→ **Task data**:

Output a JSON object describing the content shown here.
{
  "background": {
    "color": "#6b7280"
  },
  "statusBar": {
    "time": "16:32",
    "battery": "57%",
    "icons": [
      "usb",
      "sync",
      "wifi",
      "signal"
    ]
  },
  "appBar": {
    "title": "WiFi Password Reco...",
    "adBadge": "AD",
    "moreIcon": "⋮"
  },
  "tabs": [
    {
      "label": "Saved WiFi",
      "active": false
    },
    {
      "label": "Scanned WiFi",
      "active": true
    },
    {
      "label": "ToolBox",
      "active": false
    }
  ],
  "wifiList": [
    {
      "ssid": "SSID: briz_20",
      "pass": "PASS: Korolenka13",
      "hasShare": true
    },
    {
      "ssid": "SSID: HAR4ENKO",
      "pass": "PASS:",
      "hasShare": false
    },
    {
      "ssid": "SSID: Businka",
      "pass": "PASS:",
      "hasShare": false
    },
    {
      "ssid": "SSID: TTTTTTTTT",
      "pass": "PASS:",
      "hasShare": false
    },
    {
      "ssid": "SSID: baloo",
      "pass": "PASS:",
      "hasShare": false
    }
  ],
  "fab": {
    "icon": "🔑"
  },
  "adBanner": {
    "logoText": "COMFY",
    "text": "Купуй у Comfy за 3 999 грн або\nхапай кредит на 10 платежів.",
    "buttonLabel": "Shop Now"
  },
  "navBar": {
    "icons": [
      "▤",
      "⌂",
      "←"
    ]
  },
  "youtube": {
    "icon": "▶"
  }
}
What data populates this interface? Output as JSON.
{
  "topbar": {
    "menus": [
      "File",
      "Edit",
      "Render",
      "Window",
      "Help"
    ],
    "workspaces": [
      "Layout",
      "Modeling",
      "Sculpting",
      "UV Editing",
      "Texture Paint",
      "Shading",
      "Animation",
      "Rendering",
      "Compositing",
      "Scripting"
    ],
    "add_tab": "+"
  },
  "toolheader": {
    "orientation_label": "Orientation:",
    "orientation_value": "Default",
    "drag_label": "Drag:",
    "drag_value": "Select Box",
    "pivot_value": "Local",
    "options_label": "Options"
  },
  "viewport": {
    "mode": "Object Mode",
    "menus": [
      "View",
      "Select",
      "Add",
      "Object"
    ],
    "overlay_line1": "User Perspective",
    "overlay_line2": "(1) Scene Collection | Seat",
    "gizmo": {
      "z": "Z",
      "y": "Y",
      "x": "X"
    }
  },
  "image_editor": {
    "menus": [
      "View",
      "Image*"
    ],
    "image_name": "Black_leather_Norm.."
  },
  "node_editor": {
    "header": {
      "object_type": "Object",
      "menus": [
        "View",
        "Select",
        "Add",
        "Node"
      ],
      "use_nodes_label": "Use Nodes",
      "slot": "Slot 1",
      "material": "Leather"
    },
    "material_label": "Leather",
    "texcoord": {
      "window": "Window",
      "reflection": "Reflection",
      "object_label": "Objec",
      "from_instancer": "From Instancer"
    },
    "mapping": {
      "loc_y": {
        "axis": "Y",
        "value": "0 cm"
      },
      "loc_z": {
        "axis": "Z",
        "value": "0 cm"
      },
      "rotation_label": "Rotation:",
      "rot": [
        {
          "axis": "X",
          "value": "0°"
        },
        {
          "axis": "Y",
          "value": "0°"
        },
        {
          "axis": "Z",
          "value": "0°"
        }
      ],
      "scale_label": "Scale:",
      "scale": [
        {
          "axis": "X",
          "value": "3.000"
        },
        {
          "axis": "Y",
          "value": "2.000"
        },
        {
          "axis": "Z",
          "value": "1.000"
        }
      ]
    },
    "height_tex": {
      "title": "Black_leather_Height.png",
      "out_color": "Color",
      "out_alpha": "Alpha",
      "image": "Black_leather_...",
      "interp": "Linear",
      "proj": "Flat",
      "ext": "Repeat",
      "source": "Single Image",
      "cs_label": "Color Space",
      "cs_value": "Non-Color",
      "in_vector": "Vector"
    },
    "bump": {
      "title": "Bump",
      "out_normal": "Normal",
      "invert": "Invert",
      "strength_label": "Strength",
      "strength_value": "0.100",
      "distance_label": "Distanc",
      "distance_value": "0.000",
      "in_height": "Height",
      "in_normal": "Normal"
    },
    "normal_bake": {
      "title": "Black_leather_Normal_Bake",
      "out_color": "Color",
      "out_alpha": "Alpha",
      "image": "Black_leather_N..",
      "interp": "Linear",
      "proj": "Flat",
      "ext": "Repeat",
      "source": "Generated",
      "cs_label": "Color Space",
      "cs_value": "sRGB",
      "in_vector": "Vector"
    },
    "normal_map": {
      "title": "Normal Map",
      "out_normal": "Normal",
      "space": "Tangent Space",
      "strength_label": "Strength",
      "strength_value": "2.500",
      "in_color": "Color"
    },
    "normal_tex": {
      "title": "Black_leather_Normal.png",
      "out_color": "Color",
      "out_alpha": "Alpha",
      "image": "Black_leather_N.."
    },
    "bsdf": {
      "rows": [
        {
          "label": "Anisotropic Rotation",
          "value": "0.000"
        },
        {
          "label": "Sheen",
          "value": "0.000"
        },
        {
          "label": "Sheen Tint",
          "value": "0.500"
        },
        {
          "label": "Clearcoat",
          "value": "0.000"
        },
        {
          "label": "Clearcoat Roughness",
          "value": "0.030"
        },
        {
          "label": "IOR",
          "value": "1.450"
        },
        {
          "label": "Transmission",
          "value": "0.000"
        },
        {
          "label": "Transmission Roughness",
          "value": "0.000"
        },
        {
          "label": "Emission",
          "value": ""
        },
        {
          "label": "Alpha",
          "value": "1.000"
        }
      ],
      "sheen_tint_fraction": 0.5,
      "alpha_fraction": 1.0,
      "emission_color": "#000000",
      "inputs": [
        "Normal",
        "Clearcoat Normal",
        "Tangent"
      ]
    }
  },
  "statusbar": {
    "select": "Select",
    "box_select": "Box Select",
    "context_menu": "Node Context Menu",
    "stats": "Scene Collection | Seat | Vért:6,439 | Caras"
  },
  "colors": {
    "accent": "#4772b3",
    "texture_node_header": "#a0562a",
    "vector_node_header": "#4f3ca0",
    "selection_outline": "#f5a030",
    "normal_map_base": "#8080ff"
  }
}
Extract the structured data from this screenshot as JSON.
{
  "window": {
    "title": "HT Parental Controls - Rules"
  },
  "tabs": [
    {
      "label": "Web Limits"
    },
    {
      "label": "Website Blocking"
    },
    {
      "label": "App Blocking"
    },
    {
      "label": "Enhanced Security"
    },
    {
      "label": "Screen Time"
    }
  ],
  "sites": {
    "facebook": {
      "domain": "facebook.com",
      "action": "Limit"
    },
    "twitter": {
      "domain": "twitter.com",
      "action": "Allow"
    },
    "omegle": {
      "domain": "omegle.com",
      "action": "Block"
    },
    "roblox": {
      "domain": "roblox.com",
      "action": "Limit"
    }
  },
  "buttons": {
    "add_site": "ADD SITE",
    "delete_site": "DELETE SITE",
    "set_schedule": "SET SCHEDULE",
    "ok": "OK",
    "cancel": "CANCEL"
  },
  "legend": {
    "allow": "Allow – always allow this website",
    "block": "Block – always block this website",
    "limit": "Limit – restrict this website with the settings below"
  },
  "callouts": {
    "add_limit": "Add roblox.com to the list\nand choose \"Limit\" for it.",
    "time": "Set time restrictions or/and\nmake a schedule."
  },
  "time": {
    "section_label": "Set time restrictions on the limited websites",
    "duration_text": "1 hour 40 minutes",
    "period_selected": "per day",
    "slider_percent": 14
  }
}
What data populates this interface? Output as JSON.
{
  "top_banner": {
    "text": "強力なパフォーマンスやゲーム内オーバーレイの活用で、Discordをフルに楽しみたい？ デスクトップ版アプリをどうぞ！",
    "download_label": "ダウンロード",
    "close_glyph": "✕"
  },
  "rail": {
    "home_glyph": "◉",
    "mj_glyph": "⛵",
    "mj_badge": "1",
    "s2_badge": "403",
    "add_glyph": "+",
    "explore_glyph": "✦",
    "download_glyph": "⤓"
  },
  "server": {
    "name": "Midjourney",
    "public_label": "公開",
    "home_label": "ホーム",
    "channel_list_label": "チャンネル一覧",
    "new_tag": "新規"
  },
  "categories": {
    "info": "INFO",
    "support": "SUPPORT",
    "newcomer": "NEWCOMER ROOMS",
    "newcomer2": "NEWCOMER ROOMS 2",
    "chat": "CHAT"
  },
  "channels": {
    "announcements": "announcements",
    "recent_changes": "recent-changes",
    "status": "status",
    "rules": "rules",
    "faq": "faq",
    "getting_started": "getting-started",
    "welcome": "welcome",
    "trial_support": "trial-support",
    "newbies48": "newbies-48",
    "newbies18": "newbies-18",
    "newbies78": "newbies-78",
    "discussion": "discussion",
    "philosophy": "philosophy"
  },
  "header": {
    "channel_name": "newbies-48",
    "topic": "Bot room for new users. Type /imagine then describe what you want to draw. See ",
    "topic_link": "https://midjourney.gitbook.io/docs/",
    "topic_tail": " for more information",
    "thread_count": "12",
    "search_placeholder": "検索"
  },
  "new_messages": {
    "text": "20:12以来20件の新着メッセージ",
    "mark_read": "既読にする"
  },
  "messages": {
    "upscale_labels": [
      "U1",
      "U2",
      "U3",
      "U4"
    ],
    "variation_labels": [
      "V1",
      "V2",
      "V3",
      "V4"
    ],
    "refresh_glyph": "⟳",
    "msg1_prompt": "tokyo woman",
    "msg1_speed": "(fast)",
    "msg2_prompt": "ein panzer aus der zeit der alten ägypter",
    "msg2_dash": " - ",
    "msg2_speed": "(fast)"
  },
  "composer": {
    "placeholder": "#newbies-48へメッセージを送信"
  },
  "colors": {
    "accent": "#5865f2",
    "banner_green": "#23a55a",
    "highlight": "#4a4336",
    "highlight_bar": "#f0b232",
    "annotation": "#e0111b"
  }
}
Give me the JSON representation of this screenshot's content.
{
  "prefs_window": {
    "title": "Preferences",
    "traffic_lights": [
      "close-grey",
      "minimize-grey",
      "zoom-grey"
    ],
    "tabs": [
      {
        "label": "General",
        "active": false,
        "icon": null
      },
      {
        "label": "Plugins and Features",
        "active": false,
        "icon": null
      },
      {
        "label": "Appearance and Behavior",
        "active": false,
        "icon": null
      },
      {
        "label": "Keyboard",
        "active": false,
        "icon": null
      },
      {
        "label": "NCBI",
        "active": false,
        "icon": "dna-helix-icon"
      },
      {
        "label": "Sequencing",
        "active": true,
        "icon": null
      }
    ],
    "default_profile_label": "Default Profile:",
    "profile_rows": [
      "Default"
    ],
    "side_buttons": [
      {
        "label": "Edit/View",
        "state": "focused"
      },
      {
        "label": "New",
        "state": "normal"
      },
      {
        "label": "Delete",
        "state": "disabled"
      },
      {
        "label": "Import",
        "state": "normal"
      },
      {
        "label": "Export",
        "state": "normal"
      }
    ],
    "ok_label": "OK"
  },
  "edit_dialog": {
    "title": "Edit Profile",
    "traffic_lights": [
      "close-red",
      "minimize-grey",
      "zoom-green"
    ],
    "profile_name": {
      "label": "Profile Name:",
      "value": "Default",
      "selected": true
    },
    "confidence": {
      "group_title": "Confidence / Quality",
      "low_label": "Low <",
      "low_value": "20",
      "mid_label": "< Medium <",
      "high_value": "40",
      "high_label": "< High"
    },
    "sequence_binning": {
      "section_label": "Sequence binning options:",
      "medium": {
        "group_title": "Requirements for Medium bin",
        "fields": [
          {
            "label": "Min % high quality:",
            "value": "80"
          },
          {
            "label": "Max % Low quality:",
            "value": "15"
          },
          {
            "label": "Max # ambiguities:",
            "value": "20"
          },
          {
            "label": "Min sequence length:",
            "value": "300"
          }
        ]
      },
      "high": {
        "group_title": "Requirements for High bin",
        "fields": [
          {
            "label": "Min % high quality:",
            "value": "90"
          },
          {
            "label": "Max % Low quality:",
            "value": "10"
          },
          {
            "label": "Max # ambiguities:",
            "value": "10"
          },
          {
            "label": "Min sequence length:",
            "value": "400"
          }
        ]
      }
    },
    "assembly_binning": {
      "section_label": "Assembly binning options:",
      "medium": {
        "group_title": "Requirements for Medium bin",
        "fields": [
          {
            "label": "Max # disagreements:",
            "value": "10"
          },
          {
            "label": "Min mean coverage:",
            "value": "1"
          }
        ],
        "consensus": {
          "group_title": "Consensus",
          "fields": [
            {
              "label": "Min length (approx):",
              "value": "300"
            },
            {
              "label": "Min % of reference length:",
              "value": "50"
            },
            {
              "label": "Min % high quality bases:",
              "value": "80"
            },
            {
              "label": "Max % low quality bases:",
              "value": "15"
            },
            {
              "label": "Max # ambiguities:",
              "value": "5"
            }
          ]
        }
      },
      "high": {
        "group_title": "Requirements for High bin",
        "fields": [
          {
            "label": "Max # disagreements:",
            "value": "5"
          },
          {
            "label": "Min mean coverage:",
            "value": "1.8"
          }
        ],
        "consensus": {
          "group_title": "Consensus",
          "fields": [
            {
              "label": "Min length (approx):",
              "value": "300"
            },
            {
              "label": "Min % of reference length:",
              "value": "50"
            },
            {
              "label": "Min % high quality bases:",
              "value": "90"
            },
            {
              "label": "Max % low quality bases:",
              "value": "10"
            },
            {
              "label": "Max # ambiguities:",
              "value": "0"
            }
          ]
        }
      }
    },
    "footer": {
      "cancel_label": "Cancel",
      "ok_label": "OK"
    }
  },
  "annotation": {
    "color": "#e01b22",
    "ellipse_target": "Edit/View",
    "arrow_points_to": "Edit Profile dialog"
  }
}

→ **Prompt**: Looking at the data above, show all lines where the word "source" occurs.

→ **The result**:
      "source": "Single Image",
      "source": "Generated",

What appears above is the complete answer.